-- start Data to use --
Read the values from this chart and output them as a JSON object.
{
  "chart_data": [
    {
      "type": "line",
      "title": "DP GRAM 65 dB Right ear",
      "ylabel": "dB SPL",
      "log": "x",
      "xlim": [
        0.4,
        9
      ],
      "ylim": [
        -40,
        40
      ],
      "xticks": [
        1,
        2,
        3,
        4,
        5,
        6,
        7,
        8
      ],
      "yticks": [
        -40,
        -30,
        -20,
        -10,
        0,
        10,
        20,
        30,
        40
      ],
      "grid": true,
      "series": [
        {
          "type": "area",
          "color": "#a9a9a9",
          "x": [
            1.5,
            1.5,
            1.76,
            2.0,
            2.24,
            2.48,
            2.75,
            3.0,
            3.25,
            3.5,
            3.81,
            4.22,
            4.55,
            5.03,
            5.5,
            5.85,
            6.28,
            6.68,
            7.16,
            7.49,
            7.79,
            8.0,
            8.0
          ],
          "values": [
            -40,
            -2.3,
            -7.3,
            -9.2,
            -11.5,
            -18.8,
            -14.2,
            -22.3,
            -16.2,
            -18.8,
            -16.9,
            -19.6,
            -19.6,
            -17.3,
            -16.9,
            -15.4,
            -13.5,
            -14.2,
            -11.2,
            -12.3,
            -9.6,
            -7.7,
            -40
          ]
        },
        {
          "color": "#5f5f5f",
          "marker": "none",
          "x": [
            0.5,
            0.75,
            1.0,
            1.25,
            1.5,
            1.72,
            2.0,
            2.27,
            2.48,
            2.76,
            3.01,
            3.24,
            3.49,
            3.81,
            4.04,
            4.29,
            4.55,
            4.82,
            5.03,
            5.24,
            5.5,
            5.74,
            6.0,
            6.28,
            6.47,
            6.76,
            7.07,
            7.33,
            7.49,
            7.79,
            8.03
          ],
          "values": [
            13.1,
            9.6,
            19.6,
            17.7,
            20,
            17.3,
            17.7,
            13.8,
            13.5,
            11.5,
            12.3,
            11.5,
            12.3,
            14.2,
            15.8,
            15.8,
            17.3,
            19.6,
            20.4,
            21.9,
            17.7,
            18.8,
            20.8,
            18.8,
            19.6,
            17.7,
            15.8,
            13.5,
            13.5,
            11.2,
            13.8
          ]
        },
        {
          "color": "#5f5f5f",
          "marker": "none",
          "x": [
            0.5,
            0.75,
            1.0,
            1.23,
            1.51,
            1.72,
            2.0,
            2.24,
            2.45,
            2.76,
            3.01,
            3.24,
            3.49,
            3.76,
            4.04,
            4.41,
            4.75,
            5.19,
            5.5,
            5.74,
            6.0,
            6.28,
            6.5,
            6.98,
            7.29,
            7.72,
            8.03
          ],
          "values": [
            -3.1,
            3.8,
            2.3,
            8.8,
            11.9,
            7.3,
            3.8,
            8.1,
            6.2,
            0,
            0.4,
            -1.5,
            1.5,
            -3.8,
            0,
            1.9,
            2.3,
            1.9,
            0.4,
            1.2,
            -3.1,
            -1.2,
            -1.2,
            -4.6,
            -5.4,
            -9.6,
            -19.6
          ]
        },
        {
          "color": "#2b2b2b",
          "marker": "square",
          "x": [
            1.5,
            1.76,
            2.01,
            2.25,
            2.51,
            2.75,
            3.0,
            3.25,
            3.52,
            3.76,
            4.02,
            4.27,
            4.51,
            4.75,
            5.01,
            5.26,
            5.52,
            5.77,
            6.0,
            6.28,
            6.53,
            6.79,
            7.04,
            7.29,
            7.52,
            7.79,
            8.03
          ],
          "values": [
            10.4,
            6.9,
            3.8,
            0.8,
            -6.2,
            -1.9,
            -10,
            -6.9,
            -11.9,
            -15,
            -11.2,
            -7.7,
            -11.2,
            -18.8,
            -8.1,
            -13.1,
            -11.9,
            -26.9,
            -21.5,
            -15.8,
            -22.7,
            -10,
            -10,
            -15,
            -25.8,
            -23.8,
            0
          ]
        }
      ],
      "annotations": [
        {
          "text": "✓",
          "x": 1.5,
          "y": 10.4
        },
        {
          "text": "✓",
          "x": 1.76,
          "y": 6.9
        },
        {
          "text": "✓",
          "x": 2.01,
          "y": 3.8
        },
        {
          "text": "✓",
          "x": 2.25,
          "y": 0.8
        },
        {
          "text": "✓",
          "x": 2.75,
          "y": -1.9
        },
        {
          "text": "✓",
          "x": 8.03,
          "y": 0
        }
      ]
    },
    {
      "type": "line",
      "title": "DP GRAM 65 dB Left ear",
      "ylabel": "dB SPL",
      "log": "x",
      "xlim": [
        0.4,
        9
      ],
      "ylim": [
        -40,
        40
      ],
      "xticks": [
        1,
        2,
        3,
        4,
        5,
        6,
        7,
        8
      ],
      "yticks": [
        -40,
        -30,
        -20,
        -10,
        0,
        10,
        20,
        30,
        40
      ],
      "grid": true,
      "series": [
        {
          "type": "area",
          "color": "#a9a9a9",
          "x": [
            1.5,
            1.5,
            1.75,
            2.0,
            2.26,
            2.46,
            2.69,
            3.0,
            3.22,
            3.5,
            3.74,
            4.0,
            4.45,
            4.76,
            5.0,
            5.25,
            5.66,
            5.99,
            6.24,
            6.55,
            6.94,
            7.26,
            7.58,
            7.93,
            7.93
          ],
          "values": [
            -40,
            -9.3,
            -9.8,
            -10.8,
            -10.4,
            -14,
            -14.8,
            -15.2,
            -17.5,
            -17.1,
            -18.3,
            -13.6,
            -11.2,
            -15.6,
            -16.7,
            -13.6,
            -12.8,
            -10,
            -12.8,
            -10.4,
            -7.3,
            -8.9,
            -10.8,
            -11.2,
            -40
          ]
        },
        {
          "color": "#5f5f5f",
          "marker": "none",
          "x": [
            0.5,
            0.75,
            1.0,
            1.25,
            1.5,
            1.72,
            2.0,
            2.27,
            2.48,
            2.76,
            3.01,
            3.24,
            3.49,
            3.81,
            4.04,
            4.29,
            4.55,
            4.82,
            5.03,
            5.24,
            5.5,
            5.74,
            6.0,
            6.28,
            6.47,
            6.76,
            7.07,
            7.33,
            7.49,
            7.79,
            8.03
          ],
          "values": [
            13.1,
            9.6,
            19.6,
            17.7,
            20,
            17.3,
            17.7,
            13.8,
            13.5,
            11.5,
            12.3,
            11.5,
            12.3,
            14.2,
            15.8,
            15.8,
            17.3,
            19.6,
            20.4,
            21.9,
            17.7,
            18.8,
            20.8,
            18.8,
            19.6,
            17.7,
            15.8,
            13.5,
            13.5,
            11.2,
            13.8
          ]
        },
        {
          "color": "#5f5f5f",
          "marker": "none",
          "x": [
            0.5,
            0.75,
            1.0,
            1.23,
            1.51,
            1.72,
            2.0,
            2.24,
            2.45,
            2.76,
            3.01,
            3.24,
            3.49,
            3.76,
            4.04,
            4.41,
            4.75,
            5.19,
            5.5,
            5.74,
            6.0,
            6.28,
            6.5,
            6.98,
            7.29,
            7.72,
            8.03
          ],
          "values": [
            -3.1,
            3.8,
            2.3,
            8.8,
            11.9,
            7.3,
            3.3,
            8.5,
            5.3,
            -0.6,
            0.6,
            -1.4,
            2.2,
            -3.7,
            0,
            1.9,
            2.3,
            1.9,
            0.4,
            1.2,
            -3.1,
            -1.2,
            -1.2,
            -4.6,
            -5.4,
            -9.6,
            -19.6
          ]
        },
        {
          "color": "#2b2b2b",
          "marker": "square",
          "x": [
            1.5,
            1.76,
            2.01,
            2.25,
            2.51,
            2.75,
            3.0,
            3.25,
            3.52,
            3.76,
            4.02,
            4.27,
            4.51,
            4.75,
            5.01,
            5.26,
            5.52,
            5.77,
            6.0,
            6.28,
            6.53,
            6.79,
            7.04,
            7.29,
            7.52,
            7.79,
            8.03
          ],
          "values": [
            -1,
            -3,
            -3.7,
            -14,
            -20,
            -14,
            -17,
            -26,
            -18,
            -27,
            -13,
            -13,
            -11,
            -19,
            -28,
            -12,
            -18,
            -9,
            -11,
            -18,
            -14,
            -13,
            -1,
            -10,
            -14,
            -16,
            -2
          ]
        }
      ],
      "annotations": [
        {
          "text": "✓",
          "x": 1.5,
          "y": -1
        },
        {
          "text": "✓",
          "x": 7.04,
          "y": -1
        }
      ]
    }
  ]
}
-- end Data to use --
What is needed ->
Copy out all lines where the word "GRAM" appears.

Written solution ->
      "title": "DP GRAM 65 dB Right ear",
      "title": "DP GRAM 65 dB Left ear",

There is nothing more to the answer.